==== Records ====

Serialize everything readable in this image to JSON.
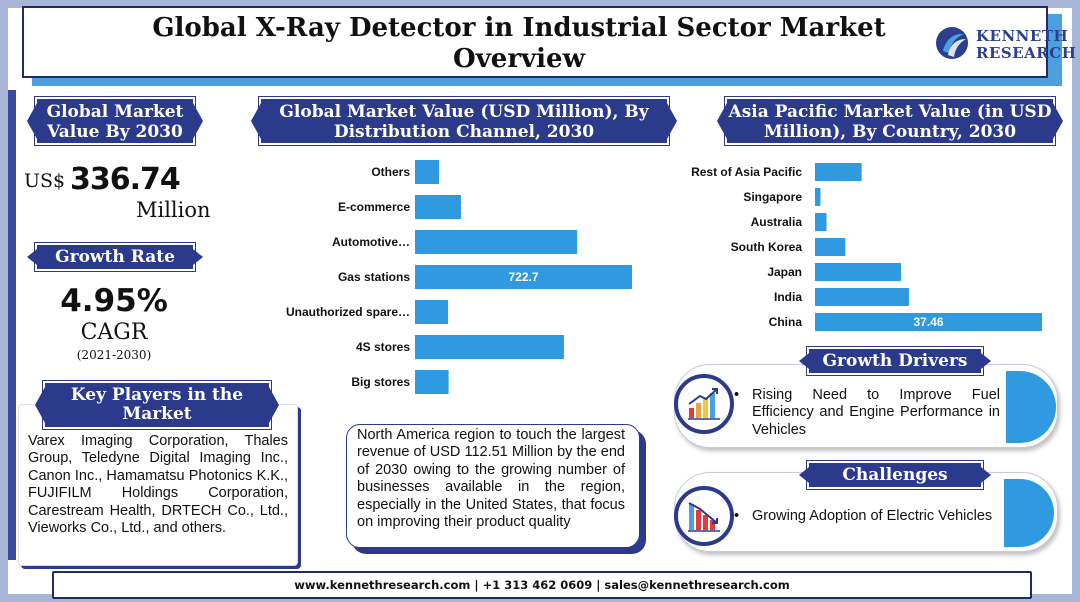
{
  "title": "Global X-Ray Detector in Industrial Sector Market Overview",
  "logo": {
    "line1": "KENNETH",
    "line2": "RESEARCH"
  },
  "market_value": {
    "heading": "Global Market Value By 2030",
    "prefix": "US$",
    "value": "336.74",
    "unit": "Million"
  },
  "growth": {
    "heading": "Growth Rate",
    "value": "4.95%",
    "label": "CAGR",
    "period": "(2021-2030)"
  },
  "key_players": {
    "heading": "Key Players in the Market",
    "text": "Varex Imaging Corporation, Thales Group, Teledyne Digital Imaging Inc., Canon Inc., Hamamatsu Photonics K.K., FUJIFILM Holdings Corporation, Carestream Health, DRTECH Co., Ltd., Vieworks Co., Ltd., and others."
  },
  "note": "North America region to touch the largest revenue of USD 112.51 Million by the end of 2030 owing to the growing number of businesses available in the region, especially in the United States, that focus on improving their product quality",
  "growth_drivers": {
    "heading": "Growth Drivers",
    "item": "Rising Need to Improve Fuel Efficiency and Engine Performance in Vehicles",
    "icon": "rising-bar-chart-icon"
  },
  "challenges": {
    "heading": "Challenges",
    "item": "Growing Adoption of Electric Vehicles",
    "icon": "falling-bar-chart-icon"
  },
  "footer": "www.kennethresearch.com | +1 313 462 0609 | sales@kennethresearch.com",
  "colors": {
    "navy": "#2c3a8c",
    "bar": "#2f9ae0",
    "frame": "#a9b6d8",
    "accent": "#4ca0e0"
  },
  "chart_data": [
    {
      "type": "bar",
      "orientation": "horizontal",
      "title": "Global Market Value (USD Million), By Distribution Channel, 2030",
      "categories": [
        "Others",
        "E-commerce",
        "Automotive…",
        "Gas stations",
        "Unauthorized spare…",
        "4S stores",
        "Big stores"
      ],
      "values": [
        80,
        153,
        540,
        722.7,
        110,
        496,
        112
      ],
      "data_labels": {
        "Gas stations": "722.7"
      },
      "xlim": [
        0,
        722.7
      ],
      "grid": false,
      "axes_visible": false
    },
    {
      "type": "bar",
      "orientation": "horizontal",
      "title": "Asia Pacific Market Value (in USD Million), By Country, 2030",
      "categories": [
        "Rest of Asia Pacific",
        "Singapore",
        "Australia",
        "South Korea",
        "Japan",
        "India",
        "China"
      ],
      "values": [
        7.7,
        0.9,
        1.9,
        5.0,
        14.2,
        15.5,
        37.46
      ],
      "data_labels": {
        "China": "37.46"
      },
      "xlim": [
        0,
        37.46
      ],
      "grid": false,
      "axes_visible": false
    }
  ]
}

====

The records above must be transcribed exactly. Pictures are left out of the copy.

Response below:
Serialize everything readable in this image to JSON.
{
  "title": "Global X-Ray Detector in Industrial Sector Market Overview",
  "logo": {
    "line1": "KENNETH",
    "line2": "RESEARCH"
  },
  "market_value": {
    "heading": "Global Market Value By 2030",
    "prefix": "US$",
    "value": "336.74",
    "unit": "Million"
  },
  "growth": {
    "heading": "Growth Rate",
    "value": "4.95%",
    "label": "CAGR",
    "period": "(2021-2030)"
  },
  "key_players": {
    "heading": "Key Players in the Market",
    "text": "Varex Imaging Corporation, Thales Group, Teledyne Digital Imaging Inc., Canon Inc., Hamamatsu Photonics K.K., FUJIFILM Holdings Corporation, Carestream Health, DRTECH Co., Ltd., Vieworks Co., Ltd., and others."
  },
  "note": "North America region to touch the largest revenue of USD 112.51 Million by the end of 2030 owing to the growing number of businesses available in the region, especially in the United States, that focus on improving their product quality",
  "growth_drivers": {
    "heading": "Growth Drivers",
    "item": "Rising Need to Improve Fuel Efficiency and Engine Performance in Vehicles",
    "icon": "rising-bar-chart-icon"
  },
  "challenges": {
    "heading": "Challenges",
    "item": "Growing Adoption of Electric Vehicles",
    "icon": "falling-bar-chart-icon"
  },
  "footer": "www.kennethresearch.com | +1 313 462 0609 | sales@kennethresearch.com",
  "colors": {
    "navy": "#2c3a8c",
    "bar": "#2f9ae0",
    "frame": "#a9b6d8",
    "accent": "#4ca0e0"
  },
  "chart_data": [
    {
      "type": "bar",
      "orientation": "horizontal",
      "title": "Global Market Value (USD Million), By Distribution Channel, 2030",
      "categories": [
        "Others",
        "E-commerce",
        "Automotive…",
        "Gas stations",
        "Unauthorized spare…",
        "4S stores",
        "Big stores"
      ],
      "values": [
        80,
        153,
        540,
        722.7,
        110,
        496,
        112
      ],
      "data_labels": {
        "Gas stations": "722.7"
      },
      "xlim": [
        0,
        722.7
      ],
      "grid": false,
      "axes_visible": false
    },
    {
      "type": "bar",
      "orientation": "horizontal",
      "title": "Asia Pacific Market Value (in USD Million), By Country, 2030",
      "categories": [
        "Rest of Asia Pacific",
        "Singapore",
        "Australia",
        "South Korea",
        "Japan",
        "India",
        "China"
      ],
      "values": [
        7.7,
        0.9,
        1.9,
        5.0,
        14.2,
        15.5,
        37.46
      ],
      "data_labels": {
        "China": "37.46"
      },
      "xlim": [
        0,
        37.46
      ],
      "grid": false,
      "axes_visible": false
    }
  ]
}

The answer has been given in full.